Print the data that follows exactly.

━━━ RAW RECORDS ━━━

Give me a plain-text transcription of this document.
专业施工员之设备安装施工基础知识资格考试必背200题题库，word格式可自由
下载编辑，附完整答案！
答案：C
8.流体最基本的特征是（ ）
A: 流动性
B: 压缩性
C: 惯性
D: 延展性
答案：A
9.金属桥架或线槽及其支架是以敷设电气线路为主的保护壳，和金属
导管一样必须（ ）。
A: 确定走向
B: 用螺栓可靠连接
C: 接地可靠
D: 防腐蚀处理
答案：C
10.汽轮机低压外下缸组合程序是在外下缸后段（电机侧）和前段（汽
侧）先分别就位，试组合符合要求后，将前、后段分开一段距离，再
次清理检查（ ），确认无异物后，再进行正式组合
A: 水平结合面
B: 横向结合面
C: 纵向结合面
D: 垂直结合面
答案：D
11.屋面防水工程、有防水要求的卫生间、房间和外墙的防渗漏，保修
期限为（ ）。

━━━

- [TASK RESPONSE]
Give me a plain-text transcription of this document.
专业施工员之设备安装施工基础知识资格考试必背200题题库，word格式可自由
下载编辑，附完整答案！
答案：C
8.流体最基本的特征是（ ）
A: 流动性
B: 压缩性
C: 惯性
D: 延展性
答案：A
9.金属桥架或线槽及其支架是以敷设电气线路为主的保护壳，和金属
导管一样必须（ ）。
A: 确定走向
B: 用螺栓可靠连接
C: 接地可靠
D: 防腐蚀处理
答案：C
10.汽轮机低压外下缸组合程序是在外下缸后段（电机侧）和前段（汽
侧）先分别就位，试组合符合要求后，将前、后段分开一段距离，再
次清理检查（ ），确认无异物后，再进行正式组合
A: 水平结合面
B: 横向结合面
C: 纵向结合面
D: 垂直结合面
答案：D
11.屋面防水工程、有防水要求的卫生间、房间和外墙的防渗漏，保修
期限为（ ）。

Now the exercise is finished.